§ Exercise directions
Report every line in the listing below where the string "document" shows up.

[Saved entries]
****************

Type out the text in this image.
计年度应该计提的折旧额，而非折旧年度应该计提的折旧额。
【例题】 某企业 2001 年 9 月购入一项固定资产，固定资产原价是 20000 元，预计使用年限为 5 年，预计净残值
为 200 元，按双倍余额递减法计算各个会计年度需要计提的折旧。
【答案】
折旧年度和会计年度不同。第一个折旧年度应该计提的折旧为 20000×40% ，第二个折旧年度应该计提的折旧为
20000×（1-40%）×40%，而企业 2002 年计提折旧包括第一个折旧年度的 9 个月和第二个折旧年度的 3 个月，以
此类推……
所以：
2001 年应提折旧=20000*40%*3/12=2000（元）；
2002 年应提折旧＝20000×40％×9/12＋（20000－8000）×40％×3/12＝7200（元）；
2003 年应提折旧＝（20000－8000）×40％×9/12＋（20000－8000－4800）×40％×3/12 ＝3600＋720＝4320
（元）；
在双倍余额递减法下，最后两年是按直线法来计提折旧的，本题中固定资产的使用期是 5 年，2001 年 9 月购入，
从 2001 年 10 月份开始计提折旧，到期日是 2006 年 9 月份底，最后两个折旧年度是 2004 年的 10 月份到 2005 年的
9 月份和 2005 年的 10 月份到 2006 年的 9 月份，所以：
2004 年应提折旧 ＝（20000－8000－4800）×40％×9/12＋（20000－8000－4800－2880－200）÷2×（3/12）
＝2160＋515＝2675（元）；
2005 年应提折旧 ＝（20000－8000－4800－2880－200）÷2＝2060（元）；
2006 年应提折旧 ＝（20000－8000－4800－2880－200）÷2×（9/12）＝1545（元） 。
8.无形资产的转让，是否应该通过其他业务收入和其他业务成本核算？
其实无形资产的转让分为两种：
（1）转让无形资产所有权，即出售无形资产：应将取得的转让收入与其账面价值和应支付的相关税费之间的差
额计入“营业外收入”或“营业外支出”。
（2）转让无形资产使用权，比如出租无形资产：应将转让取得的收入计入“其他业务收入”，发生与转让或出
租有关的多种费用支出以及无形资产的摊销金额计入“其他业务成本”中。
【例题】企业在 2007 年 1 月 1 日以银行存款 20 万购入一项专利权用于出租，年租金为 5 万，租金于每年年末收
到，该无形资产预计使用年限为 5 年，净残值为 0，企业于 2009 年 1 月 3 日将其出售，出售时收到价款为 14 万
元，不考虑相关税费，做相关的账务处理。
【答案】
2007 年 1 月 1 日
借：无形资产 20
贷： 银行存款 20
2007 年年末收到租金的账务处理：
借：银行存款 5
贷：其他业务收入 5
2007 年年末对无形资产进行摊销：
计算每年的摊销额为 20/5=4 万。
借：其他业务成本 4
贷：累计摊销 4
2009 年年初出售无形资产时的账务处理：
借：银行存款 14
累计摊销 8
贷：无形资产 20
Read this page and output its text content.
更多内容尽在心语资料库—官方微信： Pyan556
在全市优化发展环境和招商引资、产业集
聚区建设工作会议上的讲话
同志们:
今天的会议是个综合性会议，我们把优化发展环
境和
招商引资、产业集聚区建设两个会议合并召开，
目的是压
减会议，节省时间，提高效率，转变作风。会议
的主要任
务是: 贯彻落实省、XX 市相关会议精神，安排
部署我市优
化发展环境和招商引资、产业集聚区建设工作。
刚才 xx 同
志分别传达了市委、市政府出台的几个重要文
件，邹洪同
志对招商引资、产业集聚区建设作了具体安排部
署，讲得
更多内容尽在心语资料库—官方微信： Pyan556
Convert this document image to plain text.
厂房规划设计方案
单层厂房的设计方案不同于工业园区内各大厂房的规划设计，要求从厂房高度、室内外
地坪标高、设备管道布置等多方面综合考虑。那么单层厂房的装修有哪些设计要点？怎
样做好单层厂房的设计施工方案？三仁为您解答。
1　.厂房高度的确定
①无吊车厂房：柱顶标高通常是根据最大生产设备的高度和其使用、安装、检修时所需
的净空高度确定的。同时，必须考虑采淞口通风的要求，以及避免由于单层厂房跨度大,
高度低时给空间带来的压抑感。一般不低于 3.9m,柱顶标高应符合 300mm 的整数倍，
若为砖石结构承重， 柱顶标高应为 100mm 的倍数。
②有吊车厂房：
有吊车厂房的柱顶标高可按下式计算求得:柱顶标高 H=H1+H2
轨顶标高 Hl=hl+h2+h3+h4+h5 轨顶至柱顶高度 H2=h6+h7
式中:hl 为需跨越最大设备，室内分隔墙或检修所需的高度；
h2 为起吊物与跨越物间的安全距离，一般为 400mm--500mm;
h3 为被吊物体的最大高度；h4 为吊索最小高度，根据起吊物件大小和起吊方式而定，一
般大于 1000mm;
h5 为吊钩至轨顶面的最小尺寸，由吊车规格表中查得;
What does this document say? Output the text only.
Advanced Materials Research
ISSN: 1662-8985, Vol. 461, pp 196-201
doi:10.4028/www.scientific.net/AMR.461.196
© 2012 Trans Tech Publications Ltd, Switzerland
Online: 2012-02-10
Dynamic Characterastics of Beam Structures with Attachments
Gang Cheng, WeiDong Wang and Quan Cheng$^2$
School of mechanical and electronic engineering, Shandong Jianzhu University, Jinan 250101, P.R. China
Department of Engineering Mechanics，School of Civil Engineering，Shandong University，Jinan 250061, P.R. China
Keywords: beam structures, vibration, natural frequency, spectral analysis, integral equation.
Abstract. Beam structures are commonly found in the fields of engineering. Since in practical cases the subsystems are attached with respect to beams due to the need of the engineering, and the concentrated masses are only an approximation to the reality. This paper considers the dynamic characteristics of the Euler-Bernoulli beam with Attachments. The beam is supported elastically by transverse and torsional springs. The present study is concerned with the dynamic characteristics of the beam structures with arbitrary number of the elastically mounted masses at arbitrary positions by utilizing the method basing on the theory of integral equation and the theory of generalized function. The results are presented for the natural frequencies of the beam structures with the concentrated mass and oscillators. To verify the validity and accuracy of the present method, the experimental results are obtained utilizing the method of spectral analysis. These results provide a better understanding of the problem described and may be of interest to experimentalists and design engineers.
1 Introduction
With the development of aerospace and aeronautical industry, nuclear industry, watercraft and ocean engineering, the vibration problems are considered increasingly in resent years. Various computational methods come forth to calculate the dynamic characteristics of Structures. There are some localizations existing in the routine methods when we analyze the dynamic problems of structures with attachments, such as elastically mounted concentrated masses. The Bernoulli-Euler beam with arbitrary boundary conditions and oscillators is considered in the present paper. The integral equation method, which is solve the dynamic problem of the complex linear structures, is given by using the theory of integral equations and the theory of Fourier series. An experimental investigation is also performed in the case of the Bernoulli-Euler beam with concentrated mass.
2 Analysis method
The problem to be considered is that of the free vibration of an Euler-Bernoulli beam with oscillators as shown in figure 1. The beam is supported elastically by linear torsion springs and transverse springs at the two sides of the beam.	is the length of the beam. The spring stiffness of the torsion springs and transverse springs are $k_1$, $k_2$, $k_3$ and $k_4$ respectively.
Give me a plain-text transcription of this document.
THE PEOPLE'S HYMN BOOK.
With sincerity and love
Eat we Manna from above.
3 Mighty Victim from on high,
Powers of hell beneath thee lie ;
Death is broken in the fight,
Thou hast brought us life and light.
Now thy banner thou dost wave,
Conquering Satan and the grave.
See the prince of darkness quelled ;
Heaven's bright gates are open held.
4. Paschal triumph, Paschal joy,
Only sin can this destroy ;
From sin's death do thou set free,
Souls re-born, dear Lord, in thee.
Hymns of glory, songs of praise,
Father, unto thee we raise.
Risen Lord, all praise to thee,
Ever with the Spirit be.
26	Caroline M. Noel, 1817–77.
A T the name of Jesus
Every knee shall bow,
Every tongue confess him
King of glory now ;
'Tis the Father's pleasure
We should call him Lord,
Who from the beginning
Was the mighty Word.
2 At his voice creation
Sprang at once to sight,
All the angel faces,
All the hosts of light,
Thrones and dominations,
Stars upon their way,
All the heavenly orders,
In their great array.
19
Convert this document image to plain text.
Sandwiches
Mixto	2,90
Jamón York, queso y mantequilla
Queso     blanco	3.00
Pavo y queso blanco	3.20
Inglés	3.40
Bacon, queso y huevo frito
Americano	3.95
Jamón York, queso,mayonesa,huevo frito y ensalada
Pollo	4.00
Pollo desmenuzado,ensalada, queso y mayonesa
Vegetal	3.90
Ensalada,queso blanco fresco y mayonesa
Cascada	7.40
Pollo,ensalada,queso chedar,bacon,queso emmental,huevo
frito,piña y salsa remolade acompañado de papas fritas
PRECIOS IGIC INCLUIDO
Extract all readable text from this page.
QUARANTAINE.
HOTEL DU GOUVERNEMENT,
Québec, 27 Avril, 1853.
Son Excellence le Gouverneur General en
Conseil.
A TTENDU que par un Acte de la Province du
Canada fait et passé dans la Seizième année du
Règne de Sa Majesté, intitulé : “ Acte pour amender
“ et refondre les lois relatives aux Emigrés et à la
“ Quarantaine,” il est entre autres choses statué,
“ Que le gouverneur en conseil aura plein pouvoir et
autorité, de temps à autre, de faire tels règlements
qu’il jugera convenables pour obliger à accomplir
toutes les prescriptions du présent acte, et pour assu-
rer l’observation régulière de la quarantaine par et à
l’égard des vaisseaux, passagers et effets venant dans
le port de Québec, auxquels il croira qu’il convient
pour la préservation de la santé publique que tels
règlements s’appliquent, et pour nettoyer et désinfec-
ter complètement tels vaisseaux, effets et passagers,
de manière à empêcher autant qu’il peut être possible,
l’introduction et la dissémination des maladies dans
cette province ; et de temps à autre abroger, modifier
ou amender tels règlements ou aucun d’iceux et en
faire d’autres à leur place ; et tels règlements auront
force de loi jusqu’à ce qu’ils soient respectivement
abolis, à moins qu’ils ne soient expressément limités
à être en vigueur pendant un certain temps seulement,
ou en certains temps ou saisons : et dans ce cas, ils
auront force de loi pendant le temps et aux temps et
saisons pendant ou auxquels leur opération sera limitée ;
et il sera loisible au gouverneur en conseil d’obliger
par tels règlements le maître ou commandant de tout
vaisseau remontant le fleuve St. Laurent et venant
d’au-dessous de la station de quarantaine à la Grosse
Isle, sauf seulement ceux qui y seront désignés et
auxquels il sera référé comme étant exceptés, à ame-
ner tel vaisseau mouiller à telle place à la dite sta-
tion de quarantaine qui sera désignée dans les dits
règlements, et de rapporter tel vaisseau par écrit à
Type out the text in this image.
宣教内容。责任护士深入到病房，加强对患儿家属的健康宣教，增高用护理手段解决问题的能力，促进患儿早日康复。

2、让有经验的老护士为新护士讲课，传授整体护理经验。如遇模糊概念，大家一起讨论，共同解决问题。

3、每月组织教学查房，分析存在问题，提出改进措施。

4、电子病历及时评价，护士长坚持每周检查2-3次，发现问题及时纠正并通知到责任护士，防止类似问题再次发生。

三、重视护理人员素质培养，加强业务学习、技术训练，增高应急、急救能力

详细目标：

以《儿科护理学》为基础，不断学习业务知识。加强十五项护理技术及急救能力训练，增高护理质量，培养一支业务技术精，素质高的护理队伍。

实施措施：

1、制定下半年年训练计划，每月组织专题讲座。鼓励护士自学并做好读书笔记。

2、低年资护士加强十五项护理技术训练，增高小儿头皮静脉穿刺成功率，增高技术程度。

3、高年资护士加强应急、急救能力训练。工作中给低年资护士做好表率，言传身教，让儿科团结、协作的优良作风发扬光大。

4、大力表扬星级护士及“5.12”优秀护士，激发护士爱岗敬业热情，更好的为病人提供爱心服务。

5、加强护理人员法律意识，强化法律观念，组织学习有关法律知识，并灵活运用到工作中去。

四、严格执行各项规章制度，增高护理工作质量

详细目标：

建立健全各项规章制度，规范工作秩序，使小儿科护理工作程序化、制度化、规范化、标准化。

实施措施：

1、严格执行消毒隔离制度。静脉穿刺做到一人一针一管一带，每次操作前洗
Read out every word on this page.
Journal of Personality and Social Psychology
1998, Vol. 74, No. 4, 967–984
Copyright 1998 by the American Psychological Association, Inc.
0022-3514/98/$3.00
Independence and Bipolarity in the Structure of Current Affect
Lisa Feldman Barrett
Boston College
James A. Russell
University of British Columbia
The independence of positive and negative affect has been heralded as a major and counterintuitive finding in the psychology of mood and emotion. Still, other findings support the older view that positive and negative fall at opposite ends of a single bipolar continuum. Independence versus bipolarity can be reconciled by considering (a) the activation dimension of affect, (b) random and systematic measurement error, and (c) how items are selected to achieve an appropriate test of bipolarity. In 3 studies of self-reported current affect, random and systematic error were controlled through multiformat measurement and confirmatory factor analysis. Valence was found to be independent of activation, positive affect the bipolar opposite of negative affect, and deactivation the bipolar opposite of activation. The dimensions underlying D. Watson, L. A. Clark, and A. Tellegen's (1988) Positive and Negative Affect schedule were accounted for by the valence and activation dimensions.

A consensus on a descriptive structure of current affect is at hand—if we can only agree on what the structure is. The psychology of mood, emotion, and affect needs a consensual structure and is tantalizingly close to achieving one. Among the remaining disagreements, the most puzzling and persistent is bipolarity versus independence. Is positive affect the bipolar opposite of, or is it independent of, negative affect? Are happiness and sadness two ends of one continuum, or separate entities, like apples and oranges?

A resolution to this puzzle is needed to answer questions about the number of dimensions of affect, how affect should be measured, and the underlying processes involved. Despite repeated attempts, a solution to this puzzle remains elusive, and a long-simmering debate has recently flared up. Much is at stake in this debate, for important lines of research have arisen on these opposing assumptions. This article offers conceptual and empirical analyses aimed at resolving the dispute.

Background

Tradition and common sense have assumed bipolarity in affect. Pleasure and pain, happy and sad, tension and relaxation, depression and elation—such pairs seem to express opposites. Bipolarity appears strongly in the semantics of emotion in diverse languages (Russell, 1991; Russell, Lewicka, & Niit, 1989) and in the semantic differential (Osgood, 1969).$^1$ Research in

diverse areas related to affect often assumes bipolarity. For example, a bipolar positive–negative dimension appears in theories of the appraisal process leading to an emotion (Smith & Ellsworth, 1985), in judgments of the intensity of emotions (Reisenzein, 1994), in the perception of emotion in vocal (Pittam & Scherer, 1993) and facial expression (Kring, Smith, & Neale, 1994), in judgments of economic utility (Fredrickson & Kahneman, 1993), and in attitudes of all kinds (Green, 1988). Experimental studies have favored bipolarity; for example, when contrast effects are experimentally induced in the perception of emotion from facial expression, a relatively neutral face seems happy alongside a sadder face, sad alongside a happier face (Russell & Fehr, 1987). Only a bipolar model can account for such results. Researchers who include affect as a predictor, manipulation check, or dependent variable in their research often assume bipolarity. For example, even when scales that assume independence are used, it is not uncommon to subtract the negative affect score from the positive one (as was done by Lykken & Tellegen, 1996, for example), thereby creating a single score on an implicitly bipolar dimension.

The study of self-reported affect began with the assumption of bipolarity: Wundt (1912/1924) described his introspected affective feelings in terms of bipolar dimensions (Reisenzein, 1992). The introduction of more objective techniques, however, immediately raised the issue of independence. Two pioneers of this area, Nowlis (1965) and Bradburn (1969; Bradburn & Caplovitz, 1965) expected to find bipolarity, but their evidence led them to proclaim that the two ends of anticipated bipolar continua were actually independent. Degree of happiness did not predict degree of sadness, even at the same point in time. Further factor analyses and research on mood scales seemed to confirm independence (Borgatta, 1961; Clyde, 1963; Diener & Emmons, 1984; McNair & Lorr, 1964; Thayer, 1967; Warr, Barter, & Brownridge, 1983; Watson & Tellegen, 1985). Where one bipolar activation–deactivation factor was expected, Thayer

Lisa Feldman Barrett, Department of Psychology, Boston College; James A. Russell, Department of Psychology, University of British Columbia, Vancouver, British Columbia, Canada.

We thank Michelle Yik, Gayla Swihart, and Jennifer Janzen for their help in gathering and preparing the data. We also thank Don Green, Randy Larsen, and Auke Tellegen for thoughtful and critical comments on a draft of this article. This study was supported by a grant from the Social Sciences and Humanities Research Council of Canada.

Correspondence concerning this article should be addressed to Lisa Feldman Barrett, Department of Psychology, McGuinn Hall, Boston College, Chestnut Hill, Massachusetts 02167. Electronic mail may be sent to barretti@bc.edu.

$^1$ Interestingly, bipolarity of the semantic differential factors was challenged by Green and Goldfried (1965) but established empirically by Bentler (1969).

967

****************

§ Response to the task
Convert this document image to plain text.
What does this document say? Output the text only.
Give me a plain-text transcription of this document.
Convert this document image to plain text.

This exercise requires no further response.